== EXERCISE DESCRIPTION ==
The records that follow are to be repeated without alteration.
++++ PROVIDED DATA ++++
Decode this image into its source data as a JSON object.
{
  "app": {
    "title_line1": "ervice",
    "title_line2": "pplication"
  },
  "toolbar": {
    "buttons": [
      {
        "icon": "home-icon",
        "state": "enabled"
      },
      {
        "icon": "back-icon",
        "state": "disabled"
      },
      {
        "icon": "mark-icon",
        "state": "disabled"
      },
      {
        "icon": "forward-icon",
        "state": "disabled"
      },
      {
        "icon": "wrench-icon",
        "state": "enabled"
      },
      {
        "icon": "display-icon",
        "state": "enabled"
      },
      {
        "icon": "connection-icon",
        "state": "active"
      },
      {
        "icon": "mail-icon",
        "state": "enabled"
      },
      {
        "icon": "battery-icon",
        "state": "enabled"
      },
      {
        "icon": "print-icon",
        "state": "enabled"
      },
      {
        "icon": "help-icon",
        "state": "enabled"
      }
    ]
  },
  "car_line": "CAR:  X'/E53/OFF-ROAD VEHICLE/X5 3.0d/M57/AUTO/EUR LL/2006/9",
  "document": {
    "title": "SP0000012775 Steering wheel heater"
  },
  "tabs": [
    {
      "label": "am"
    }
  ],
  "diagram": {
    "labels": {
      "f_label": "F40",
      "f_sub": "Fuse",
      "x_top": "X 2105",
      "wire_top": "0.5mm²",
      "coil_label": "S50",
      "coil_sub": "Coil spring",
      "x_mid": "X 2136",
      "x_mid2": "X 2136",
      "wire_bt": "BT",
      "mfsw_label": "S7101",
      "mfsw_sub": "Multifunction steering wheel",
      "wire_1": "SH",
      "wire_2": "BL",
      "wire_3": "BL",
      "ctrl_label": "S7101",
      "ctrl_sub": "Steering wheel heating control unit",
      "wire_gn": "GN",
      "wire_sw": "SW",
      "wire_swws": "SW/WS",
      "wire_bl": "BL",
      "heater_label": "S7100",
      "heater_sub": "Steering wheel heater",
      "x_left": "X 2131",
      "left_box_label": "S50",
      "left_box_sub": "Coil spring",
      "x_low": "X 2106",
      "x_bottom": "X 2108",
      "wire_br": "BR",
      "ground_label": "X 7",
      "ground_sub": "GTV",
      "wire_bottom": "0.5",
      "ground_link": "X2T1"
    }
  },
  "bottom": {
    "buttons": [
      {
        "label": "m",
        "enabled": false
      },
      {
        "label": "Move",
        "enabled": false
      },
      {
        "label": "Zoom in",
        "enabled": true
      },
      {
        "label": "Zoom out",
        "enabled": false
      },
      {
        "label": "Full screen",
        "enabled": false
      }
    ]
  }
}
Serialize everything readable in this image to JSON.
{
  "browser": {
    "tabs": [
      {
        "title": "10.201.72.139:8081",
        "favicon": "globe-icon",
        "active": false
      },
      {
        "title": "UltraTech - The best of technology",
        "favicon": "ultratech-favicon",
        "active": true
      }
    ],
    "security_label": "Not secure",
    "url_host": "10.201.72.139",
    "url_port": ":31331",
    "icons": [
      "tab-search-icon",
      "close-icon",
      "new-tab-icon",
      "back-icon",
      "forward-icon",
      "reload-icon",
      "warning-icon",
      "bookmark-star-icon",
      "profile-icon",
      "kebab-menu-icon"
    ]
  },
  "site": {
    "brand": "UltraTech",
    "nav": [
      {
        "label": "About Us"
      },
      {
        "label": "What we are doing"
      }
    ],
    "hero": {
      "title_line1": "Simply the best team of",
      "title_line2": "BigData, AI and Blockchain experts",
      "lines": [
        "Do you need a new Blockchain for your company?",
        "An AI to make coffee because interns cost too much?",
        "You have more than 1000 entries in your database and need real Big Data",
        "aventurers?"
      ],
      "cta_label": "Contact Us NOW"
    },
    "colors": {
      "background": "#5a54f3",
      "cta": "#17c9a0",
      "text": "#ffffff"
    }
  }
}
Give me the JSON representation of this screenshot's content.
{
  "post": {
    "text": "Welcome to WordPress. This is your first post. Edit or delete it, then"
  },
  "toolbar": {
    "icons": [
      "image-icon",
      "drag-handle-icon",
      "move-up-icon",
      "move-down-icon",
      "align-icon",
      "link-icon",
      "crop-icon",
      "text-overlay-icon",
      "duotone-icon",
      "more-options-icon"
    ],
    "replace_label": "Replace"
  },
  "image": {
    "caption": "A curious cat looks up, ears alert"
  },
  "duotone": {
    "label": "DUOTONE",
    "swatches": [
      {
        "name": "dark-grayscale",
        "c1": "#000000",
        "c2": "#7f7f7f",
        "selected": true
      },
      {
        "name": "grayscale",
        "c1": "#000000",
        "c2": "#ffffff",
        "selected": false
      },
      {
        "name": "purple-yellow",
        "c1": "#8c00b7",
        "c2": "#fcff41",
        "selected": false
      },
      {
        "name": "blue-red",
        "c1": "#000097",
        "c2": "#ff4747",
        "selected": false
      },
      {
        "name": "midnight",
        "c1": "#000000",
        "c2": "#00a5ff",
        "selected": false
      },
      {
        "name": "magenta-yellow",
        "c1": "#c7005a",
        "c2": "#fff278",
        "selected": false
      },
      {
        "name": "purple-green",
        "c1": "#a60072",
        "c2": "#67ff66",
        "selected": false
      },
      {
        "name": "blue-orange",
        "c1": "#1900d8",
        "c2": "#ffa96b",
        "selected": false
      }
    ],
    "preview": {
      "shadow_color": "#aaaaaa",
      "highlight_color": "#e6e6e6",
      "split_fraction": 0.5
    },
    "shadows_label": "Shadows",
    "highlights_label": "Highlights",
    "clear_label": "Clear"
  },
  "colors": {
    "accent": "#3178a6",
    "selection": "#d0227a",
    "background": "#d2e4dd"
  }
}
++++
== THE OUTPUT ==
Decode this image into its source data as a JSON object.
{
  "app": {
    "title_line1": "ervice",
    "title_line2": "pplication"
  },
  "toolbar": {
    "buttons": [
      {
        "icon": "home-icon",
        "state": "enabled"
      },
      {
        "icon": "back-icon",
        "state": "disabled"
      },
      {
        "icon": "mark-icon",
        "state": "disabled"
      },
      {
        "icon": "forward-icon",
        "state": "disabled"
      },
      {
        "icon": "wrench-icon",
        "state": "enabled"
      },
      {
        "icon": "display-icon",
        "state": "enabled"
      },
      {
        "icon": "connection-icon",
        "state": "active"
      },
      {
        "icon": "mail-icon",
        "state": "enabled"
      },
      {
        "icon": "battery-icon",
        "state": "enabled"
      },
      {
        "icon": "print-icon",
        "state": "enabled"
      },
      {
        "icon": "help-icon",
        "state": "enabled"
      }
    ]
  },
  "car_line": "CAR:  X'/E53/OFF-ROAD VEHICLE/X5 3.0d/M57/AUTO/EUR LL/2006/9",
  "document": {
    "title": "SP0000012775 Steering wheel heater"
  },
  "tabs": [
    {
      "label": "am"
    }
  ],
  "diagram": {
    "labels": {
      "f_label": "F40",
      "f_sub": "Fuse",
      "x_top": "X 2105",
      "wire_top": "0.5mm²",
      "coil_label": "S50",
      "coil_sub": "Coil spring",
      "x_mid": "X 2136",
      "x_mid2": "X 2136",
      "wire_bt": "BT",
      "mfsw_label": "S7101",
      "mfsw_sub": "Multifunction steering wheel",
      "wire_1": "SH",
      "wire_2": "BL",
      "wire_3": "BL",
      "ctrl_label": "S7101",
      "ctrl_sub": "Steering wheel heating control unit",
      "wire_gn": "GN",
      "wire_sw": "SW",
      "wire_swws": "SW/WS",
      "wire_bl": "BL",
      "heater_label": "S7100",
      "heater_sub": "Steering wheel heater",
      "x_left": "X 2131",
      "left_box_label": "S50",
      "left_box_sub": "Coil spring",
      "x_low": "X 2106",
      "x_bottom": "X 2108",
      "wire_br": "BR",
      "ground_label": "X 7",
      "ground_sub": "GTV",
      "wire_bottom": "0.5",
      "ground_link": "X2T1"
    }
  },
  "bottom": {
    "buttons": [
      {
        "label": "m",
        "enabled": false
      },
      {
        "label": "Move",
        "enabled": false
      },
      {
        "label": "Zoom in",
        "enabled": true
      },
      {
        "label": "Zoom out",
        "enabled": false
      },
      {
        "label": "Full screen",
        "enabled": false
      }
    ]
  }
}
Serialize everything readable in this image to JSON.
{
  "browser": {
    "tabs": [
      {
        "title": "10.201.72.139:8081",
        "favicon": "globe-icon",
        "active": false
      },
      {
        "title": "UltraTech - The best of technology",
        "favicon": "ultratech-favicon",
        "active": true
      }
    ],
    "security_label": "Not secure",
    "url_host": "10.201.72.139",
    "url_port": ":31331",
    "icons": [
      "tab-search-icon",
      "close-icon",
      "new-tab-icon",
      "back-icon",
      "forward-icon",
      "reload-icon",
      "warning-icon",
      "bookmark-star-icon",
      "profile-icon",
      "kebab-menu-icon"
    ]
  },
  "site": {
    "brand": "UltraTech",
    "nav": [
      {
        "label": "About Us"
      },
      {
        "label": "What we are doing"
      }
    ],
    "hero": {
      "title_line1": "Simply the best team of",
      "title_line2": "BigData, AI and Blockchain experts",
      "lines": [
        "Do you need a new Blockchain for your company?",
        "An AI to make coffee because interns cost too much?",
        "You have more than 1000 entries in your database and need real Big Data",
        "aventurers?"
      ],
      "cta_label": "Contact Us NOW"
    },
    "colors": {
      "background": "#5a54f3",
      "cta": "#17c9a0",
      "text": "#ffffff"
    }
  }
}
Give me the JSON representation of this screenshot's content.
{
  "post": {
    "text": "Welcome to WordPress. This is your first post. Edit or delete it, then"
  },
  "toolbar": {
    "icons": [
      "image-icon",
      "drag-handle-icon",
      "move-up-icon",
      "move-down-icon",
      "align-icon",
      "link-icon",
      "crop-icon",
      "text-overlay-icon",
      "duotone-icon",
      "more-options-icon"
    ],
    "replace_label": "Replace"
  },
  "image": {
    "caption": "A curious cat looks up, ears alert"
  },
  "duotone": {
    "label": "DUOTONE",
    "swatches": [
      {
        "name": "dark-grayscale",
        "c1": "#000000",
        "c2": "#7f7f7f",
        "selected": true
      },
      {
        "name": "grayscale",
        "c1": "#000000",
        "c2": "#ffffff",
        "selected": false
      },
      {
        "name": "purple-yellow",
        "c1": "#8c00b7",
        "c2": "#fcff41",
        "selected": false
      },
      {
        "name": "blue-red",
        "c1": "#000097",
        "c2": "#ff4747",
        "selected": false
      },
      {
        "name": "midnight",
        "c1": "#000000",
        "c2": "#00a5ff",
        "selected": false
      },
      {
        "name": "magenta-yellow",
        "c1": "#c7005a",
        "c2": "#fff278",
        "selected": false
      },
      {
        "name": "purple-green",
        "c1": "#a60072",
        "c2": "#67ff66",
        "selected": false
      },
      {
        "name": "blue-orange",
        "c1": "#1900d8",
        "c2": "#ffa96b",
        "selected": false
      }
    ],
    "preview": {
      "shadow_color": "#aaaaaa",
      "highlight_color": "#e6e6e6",
      "split_fraction": 0.5
    },
    "shadows_label": "Shadows",
    "highlights_label": "Highlights",
    "clear_label": "Clear"
  },
  "colors": {
    "accent": "#3178a6",
    "selection": "#d0227a",
    "background": "#d2e4dd"
  }
}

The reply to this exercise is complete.